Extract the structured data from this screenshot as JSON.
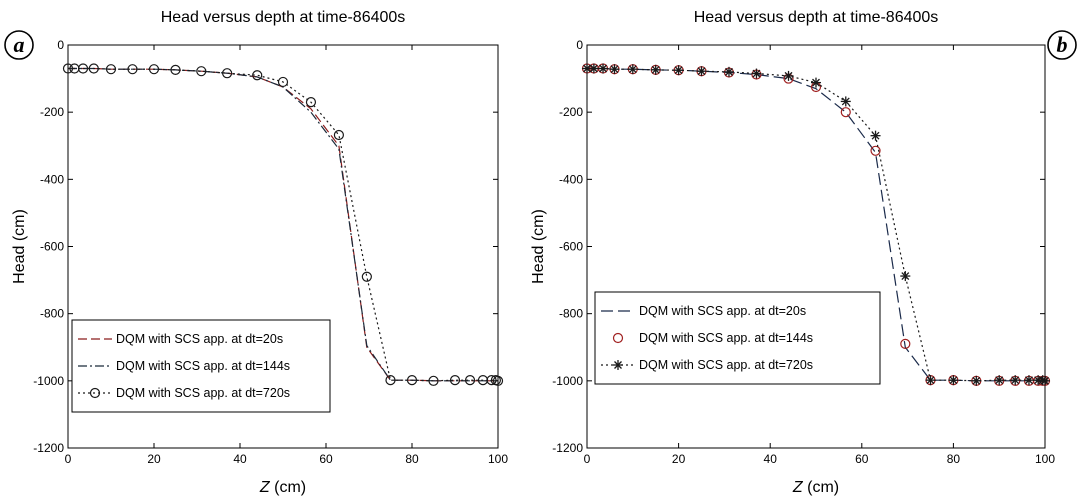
{
  "chart_data": [
    {
      "type": "line",
      "panel_label": "a",
      "title": "Head versus depth at time-86400s",
      "xlabel_var": "Z",
      "xlabel_unit": " (cm)",
      "ylabel": "Head (cm)",
      "xlim": [
        0,
        100
      ],
      "ylim": [
        -1200,
        0
      ],
      "xticks": [
        0,
        20,
        40,
        60,
        80,
        100
      ],
      "yticks": [
        0,
        -200,
        -400,
        -600,
        -800,
        -1000,
        -1200
      ],
      "grid": false,
      "legend_position": "bottom-left",
      "series": [
        {
          "name": "DQM with SCS app. at dt=20s",
          "color": "#8b1c1c",
          "dash": "dash",
          "marker": "none",
          "x": [
            0,
            1.5,
            3.5,
            6,
            10,
            15,
            20,
            25,
            31,
            37,
            44,
            50,
            56.5,
            63,
            69.5,
            75,
            80,
            85,
            90,
            93.5,
            96.5,
            98.5,
            99.5,
            100
          ],
          "y": [
            -70,
            -70,
            -70,
            -70,
            -72,
            -72,
            -72,
            -74,
            -78,
            -84,
            -95,
            -125,
            -190,
            -300,
            -900,
            -998,
            -998,
            -1000,
            -1000,
            -1000,
            -1000,
            -1000,
            -1000,
            -1000
          ]
        },
        {
          "name": "DQM with SCS app. at dt=144s",
          "color": "#1a2a3a",
          "dash": "dashdot",
          "marker": "none",
          "x": [
            0,
            1.5,
            3.5,
            6,
            10,
            15,
            20,
            25,
            31,
            37,
            44,
            50,
            56.5,
            63,
            69.5,
            75,
            80,
            85,
            90,
            93.5,
            96.5,
            98.5,
            99.5,
            100
          ],
          "y": [
            -70,
            -70,
            -70,
            -70,
            -72,
            -72,
            -72,
            -74,
            -78,
            -84,
            -95,
            -125,
            -200,
            -310,
            -895,
            -998,
            -998,
            -1000,
            -1000,
            -1000,
            -1000,
            -1000,
            -1000,
            -1000
          ]
        },
        {
          "name": "DQM with SCS app. at dt=720s",
          "color": "#1a1a1a",
          "dash": "dot",
          "marker": "circle",
          "x": [
            0,
            1.5,
            3.5,
            6,
            10,
            15,
            20,
            25,
            31,
            37,
            44,
            50,
            56.5,
            63,
            69.5,
            75,
            80,
            85,
            90,
            93.5,
            96.5,
            98.5,
            99.5,
            100
          ],
          "y": [
            -70,
            -70,
            -70,
            -70,
            -72,
            -72,
            -72,
            -74,
            -78,
            -84,
            -90,
            -110,
            -170,
            -268,
            -690,
            -998,
            -998,
            -1000,
            -998,
            -998,
            -998,
            -998,
            -998,
            -1000
          ]
        }
      ]
    },
    {
      "type": "line",
      "panel_label": "b",
      "title": "Head versus depth at time-86400s",
      "xlabel_var": "Z",
      "xlabel_unit": " (cm)",
      "ylabel": "Head (cm)",
      "xlim": [
        0,
        100
      ],
      "ylim": [
        -1200,
        0
      ],
      "xticks": [
        0,
        20,
        40,
        60,
        80,
        100
      ],
      "yticks": [
        0,
        -200,
        -400,
        -600,
        -800,
        -1000,
        -1200
      ],
      "grid": false,
      "legend_position": "bottom-left",
      "series": [
        {
          "name": "DQM with SCS app. at dt=20s",
          "color": "#1a2a4a",
          "dash": "longdash",
          "marker": "none",
          "x": [
            0,
            1.5,
            3.5,
            6,
            10,
            15,
            20,
            25,
            31,
            37,
            44,
            50,
            56.5,
            63,
            69.5,
            75,
            80,
            85,
            90,
            93.5,
            96.5,
            98.5,
            99.5,
            100
          ],
          "y": [
            -70,
            -70,
            -70,
            -72,
            -72,
            -74,
            -75,
            -78,
            -82,
            -88,
            -100,
            -130,
            -200,
            -320,
            -900,
            -998,
            -998,
            -1000,
            -1000,
            -1000,
            -1000,
            -1000,
            -1000,
            -1000
          ]
        },
        {
          "name": "DQM with SCS app. at dt=144s",
          "color": "#a02020",
          "dash": "none",
          "marker": "circle",
          "x": [
            0,
            1.5,
            3.5,
            6,
            10,
            15,
            20,
            25,
            31,
            37,
            44,
            50,
            56.5,
            63,
            69.5,
            75,
            80,
            85,
            90,
            93.5,
            96.5,
            98.5,
            99.5,
            100
          ],
          "y": [
            -70,
            -70,
            -70,
            -72,
            -72,
            -74,
            -75,
            -78,
            -82,
            -88,
            -100,
            -125,
            -200,
            -315,
            -890,
            -998,
            -998,
            -1000,
            -1000,
            -1000,
            -1000,
            -1000,
            -1000,
            -1000
          ]
        },
        {
          "name": "DQM with SCS app. at dt=720s",
          "color": "#1a1a1a",
          "dash": "dot",
          "marker": "star",
          "x": [
            0,
            1.5,
            3.5,
            6,
            10,
            15,
            20,
            25,
            31,
            37,
            44,
            50,
            56.5,
            63,
            69.5,
            75,
            80,
            85,
            90,
            93.5,
            96.5,
            98.5,
            99.5,
            100
          ],
          "y": [
            -70,
            -70,
            -70,
            -72,
            -72,
            -74,
            -75,
            -78,
            -80,
            -85,
            -92,
            -112,
            -168,
            -270,
            -688,
            -998,
            -998,
            -1000,
            -998,
            -998,
            -998,
            -998,
            -998,
            -1000
          ]
        }
      ]
    }
  ]
}
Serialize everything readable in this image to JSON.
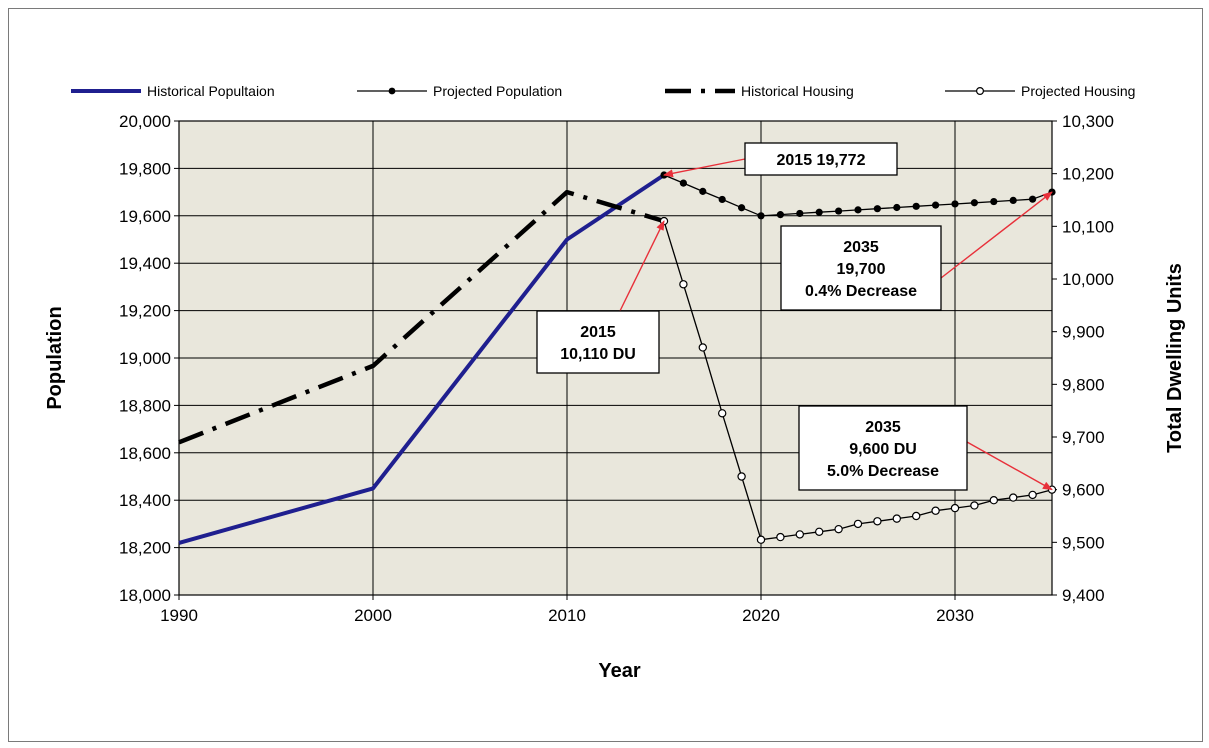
{
  "chart_data": {
    "type": "line",
    "xlabel": "Year",
    "ylabel_left": "Population",
    "ylabel_right": "Total Dwelling Units",
    "xlim": [
      1990,
      2035
    ],
    "xticks": [
      1990,
      2000,
      2010,
      2020,
      2030
    ],
    "ylim_left": [
      18000,
      20000
    ],
    "yticks_left": [
      "18,000",
      "18,200",
      "18,400",
      "18,600",
      "18,800",
      "19,000",
      "19,200",
      "19,400",
      "19,600",
      "19,800",
      "20,000"
    ],
    "ylim_right": [
      9400,
      10300
    ],
    "yticks_right": [
      "9,400",
      "9,500",
      "9,600",
      "9,700",
      "9,800",
      "9,900",
      "10,000",
      "10,100",
      "10,200",
      "10,300"
    ],
    "grid": true,
    "legend_position": "top",
    "series": [
      {
        "name": "Historical Popultaion",
        "axis": "left",
        "color": "#1f1f8f",
        "style": "solid-thick",
        "x": [
          1990,
          2000,
          2010,
          2015
        ],
        "y": [
          18220,
          18450,
          19500,
          19772
        ]
      },
      {
        "name": "Projected Population",
        "axis": "left",
        "color": "#000000",
        "style": "thin-filled-dots",
        "x": [
          2015,
          2016,
          2017,
          2018,
          2019,
          2020,
          2021,
          2022,
          2023,
          2024,
          2025,
          2026,
          2027,
          2028,
          2029,
          2030,
          2031,
          2032,
          2033,
          2034,
          2035
        ],
        "y": [
          19772,
          19738,
          19703,
          19669,
          19634,
          19600,
          19605,
          19610,
          19615,
          19620,
          19625,
          19630,
          19635,
          19640,
          19645,
          19650,
          19655,
          19660,
          19665,
          19670,
          19700
        ]
      },
      {
        "name": "Historical Housing",
        "axis": "right",
        "color": "#000000",
        "style": "dash-dot-thick",
        "x": [
          1990,
          2000,
          2010,
          2015
        ],
        "y": [
          9690,
          9835,
          10165,
          10110
        ]
      },
      {
        "name": "Projected Housing",
        "axis": "right",
        "color": "#000000",
        "style": "thin-open-circles",
        "x": [
          2015,
          2016,
          2017,
          2018,
          2019,
          2020,
          2021,
          2022,
          2023,
          2024,
          2025,
          2026,
          2027,
          2028,
          2029,
          2030,
          2031,
          2032,
          2033,
          2034,
          2035
        ],
        "y": [
          10110,
          9990,
          9870,
          9745,
          9625,
          9505,
          9510,
          9515,
          9520,
          9525,
          9535,
          9540,
          9545,
          9550,
          9560,
          9565,
          9570,
          9580,
          9585,
          9590,
          9600
        ]
      }
    ],
    "annotations": [
      {
        "lines": [
          "2015 19,772"
        ],
        "target_x": 2015,
        "target_y": 19772,
        "axis": "left",
        "arrow": "#e8303a"
      },
      {
        "lines": [
          "2035",
          "19,700",
          "0.4% Decrease"
        ],
        "target_x": 2035,
        "target_y": 19700,
        "axis": "left",
        "arrow": "#e8303a"
      },
      {
        "lines": [
          "2015",
          "10,110 DU"
        ],
        "target_x": 2015,
        "target_y": 10110,
        "axis": "right",
        "arrow": "#e8303a"
      },
      {
        "lines": [
          "2035",
          "9,600 DU",
          "5.0% Decrease"
        ],
        "target_x": 2035,
        "target_y": 9600,
        "axis": "right",
        "arrow": "#e8303a"
      }
    ]
  }
}
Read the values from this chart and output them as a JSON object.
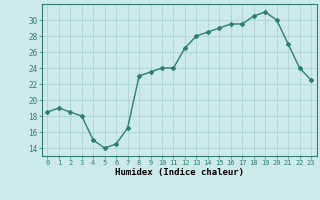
{
  "x": [
    0,
    1,
    2,
    3,
    4,
    5,
    6,
    7,
    8,
    9,
    10,
    11,
    12,
    13,
    14,
    15,
    16,
    17,
    18,
    19,
    20,
    21,
    22,
    23
  ],
  "y": [
    18.5,
    19.0,
    18.5,
    18.0,
    15.0,
    14.0,
    14.5,
    16.5,
    23.0,
    23.5,
    24.0,
    24.0,
    26.5,
    28.0,
    28.5,
    29.0,
    29.5,
    29.5,
    30.5,
    31.0,
    30.0,
    27.0,
    24.0,
    22.5
  ],
  "line_color": "#2e7d6e",
  "marker": "D",
  "marker_size": 2,
  "bg_color": "#cceae7",
  "grid_color": "#aed4d0",
  "xlabel": "Humidex (Indice chaleur)",
  "ylim": [
    13,
    32
  ],
  "xlim": [
    -0.5,
    23.5
  ],
  "yticks": [
    14,
    16,
    18,
    20,
    22,
    24,
    26,
    28,
    30
  ],
  "xticks": [
    0,
    1,
    2,
    3,
    4,
    5,
    6,
    7,
    8,
    9,
    10,
    11,
    12,
    13,
    14,
    15,
    16,
    17,
    18,
    19,
    20,
    21,
    22,
    23
  ],
  "xtick_labels": [
    "0",
    "1",
    "2",
    "3",
    "4",
    "5",
    "6",
    "7",
    "8",
    "9",
    "10",
    "11",
    "12",
    "13",
    "14",
    "15",
    "16",
    "17",
    "18",
    "19",
    "20",
    "21",
    "22",
    "23"
  ]
}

───

** Directions **
Please copy exactly the lines from the one containing "Read the values" through the last line of the records above, both included, and leave out any pictures.

** Full answer **
Read the values from this chart and output them as a JSON object.
{
  "x": [
    0,
    1,
    2,
    3,
    4,
    5,
    6,
    7,
    8,
    9,
    10,
    11,
    12,
    13,
    14,
    15,
    16,
    17,
    18,
    19,
    20,
    21,
    22,
    23
  ],
  "y": [
    18.5,
    19.0,
    18.5,
    18.0,
    15.0,
    14.0,
    14.5,
    16.5,
    23.0,
    23.5,
    24.0,
    24.0,
    26.5,
    28.0,
    28.5,
    29.0,
    29.5,
    29.5,
    30.5,
    31.0,
    30.0,
    27.0,
    24.0,
    22.5
  ],
  "line_color": "#2e7d6e",
  "marker": "D",
  "marker_size": 2,
  "bg_color": "#cceae7",
  "grid_color": "#aed4d0",
  "xlabel": "Humidex (Indice chaleur)",
  "ylim": [
    13,
    32
  ],
  "xlim": [
    -0.5,
    23.5
  ],
  "yticks": [
    14,
    16,
    18,
    20,
    22,
    24,
    26,
    28,
    30
  ],
  "xticks": [
    0,
    1,
    2,
    3,
    4,
    5,
    6,
    7,
    8,
    9,
    10,
    11,
    12,
    13,
    14,
    15,
    16,
    17,
    18,
    19,
    20,
    21,
    22,
    23
  ],
  "xtick_labels": [
    "0",
    "1",
    "2",
    "3",
    "4",
    "5",
    "6",
    "7",
    "8",
    "9",
    "10",
    "11",
    "12",
    "13",
    "14",
    "15",
    "16",
    "17",
    "18",
    "19",
    "20",
    "21",
    "22",
    "23"
  ]
}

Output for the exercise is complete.